## Consigne détaillée
Reproduisez à l'identique le passage du document source qui commence par les mots contenant « Pour ce qui » et s'achève sur « revenu en application de l’alinéa 6(1)a). ».

## Document source
+ + + + +

Pour ce qui est d’une situation où la relation d’emploi est rompue, par exemple lorsqu’une bourse d’études est accordée à la personne à charge d’un employé retraité ou décédé, nous sommes d’avis que l’alinéa 56(1)n) de la Loi s’appliquerait et, par conséquent, que le montant de la bourse serait inclus dans le revenu de la personne à charge.

 

                                                                                    [Non souligné dans l’original.]

 

Point en litige

 

[8]     La question en litige dans le présent appel consiste à savoir si la somme de 3 000 $ que Dow a versée à Andrew constituait, pour l’appelant, un avantage au titre d’un emploi et, par conséquent, si ce montant doit être inclus dans son revenu en application de l’alinéa 6(1)a).

 

Résumé des arguments des parties

 

[9]     L’appelant fait valoir que la somme allouée dans le cadre du PBES est une bourse d’études qui doit être imposée entre les mains de l’étudiant. Il soutient qu’il n’a pas reçu cette somme ni joui de celle‑ci. Il affirme aussi que la position de l’intimée mènerait à une double imposition parce que la somme octroyée serait soumise à l’impôt entre ses mains en application de l’article 6 et entre les mains de son fils en application de l’article 56.

 

[10]    L’intimée, quant à elle, soutient que la somme allouée est un avantage pour l’appelant en application de l’article 6. De l’avis de l’intimée, la question de savoir si la somme constitue une bourse d’études aux termes de l’alinéa 56(1)n) n’est pas pertinente par rapport à la question en litige que la Cour doit trancher.

 

Règles de droit et analyse

 

1.       Alinéa 6(1)a) – Loi de l’impôt sur le revenu – Avantage que le contribuable a reçu ou dont il a joui

 

[11]    En application de l’alinéa 6(1)a) de la Loi, reproduit ci‑dessous, la valeur des avantages dont bénéficie un contribuable au titre d’un emploi doit être incluse dans son revenu d’emploi :

 

6(1) Éléments à inclure à titre de revenu tiré d’une charge ou d’un emploi – Sont à inclure dans le calcul du revenu d’un contribuable tiré, pour une année d’imposition, d’une charge ou d’un emploi, ceux des éléments suivants qui sont applicables :

 

a) Valeur des avantages – la valeur de la pension, du logement et autres avantages quelconques qu’il a reçus ou dont il a joui au cours de l’année au titre, dans l’occupation ou en vertu d’une charge ou d’un emploi, […]

 

[12]    Il y a trois exigences qui doivent être remplies pour que des montants puissent être inclus dans le revenu d’un contribuable tiré d’un emploi en application de l’alinéa 6(1)a). D’abord, les montants doivent correspondre à des « avantages », ensuite, il doit s’agir d’avantages que le contribuable « a reçus ou dont il a joui », enfin, le contribuable doit les avoir reçus ou en avoir joui « au titre, dans l’occupation ou en vertu d’une charge ou d’un emploi ».

+ + + + +

## Matériel recueilli

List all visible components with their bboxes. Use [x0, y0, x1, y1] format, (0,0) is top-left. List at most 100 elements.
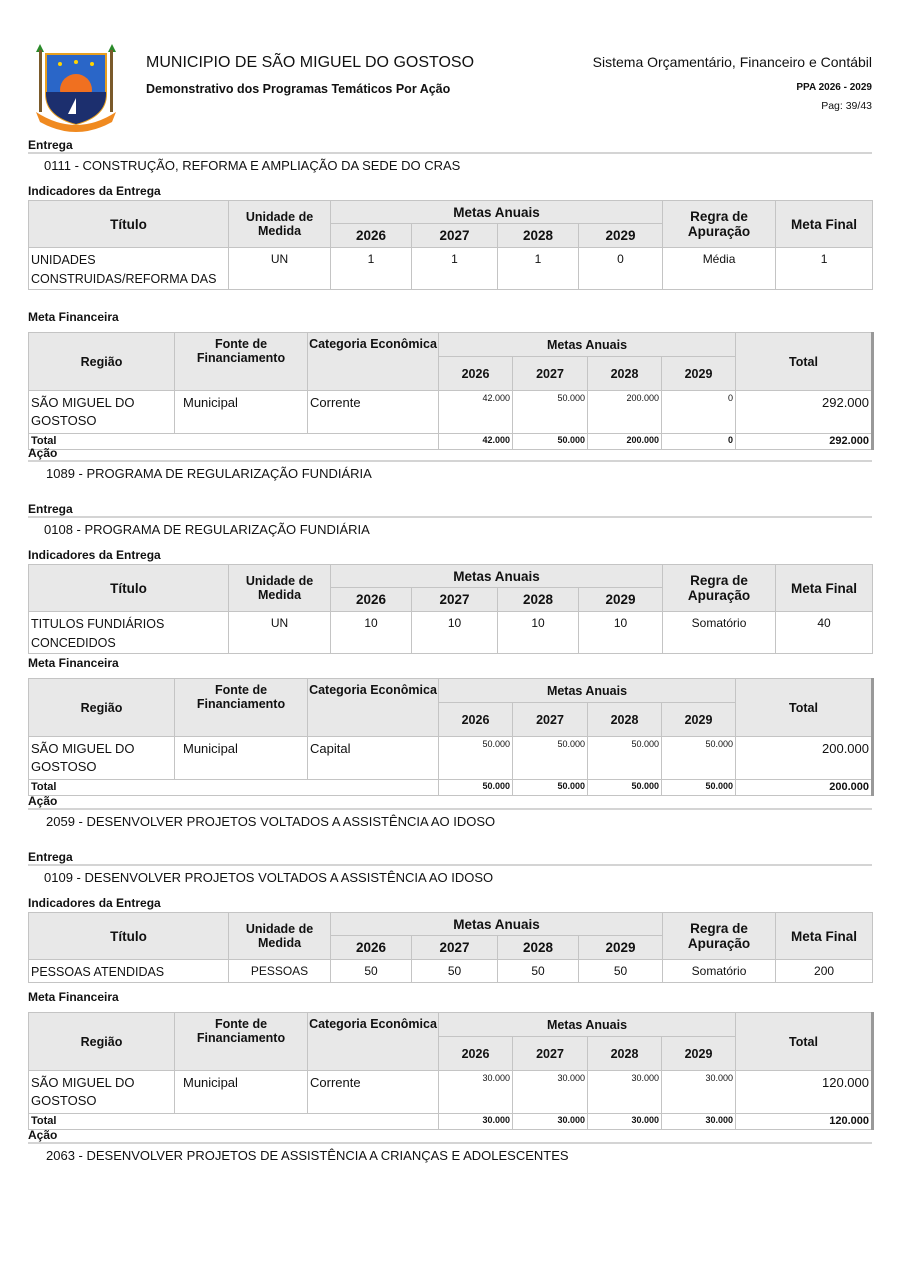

+ + + + +

## Réponse proposée
Pour ce qui est d’une situation où la relation d’emploi est rompue, par exemple lorsqu’une bourse d’études est accordée à la personne à charge d’un employé retraité ou décédé, nous sommes d’avis que l’alinéa 56(1)n) de la Loi s’appliquerait et, par conséquent, que le montant de la bourse serait inclus dans le revenu de la personne à charge.

 

                                                                                    [Non souligné dans l’original.]

 

Point en litige

 

[8]     La question en litige dans le présent appel consiste à savoir si la somme de 3 000 $ que Dow a versée à Andrew constituait, pour l’appelant, un avantage au titre d’un emploi et, par conséquent, si ce montant doit être inclus dans son revenu en application de l’alinéa 6(1)a).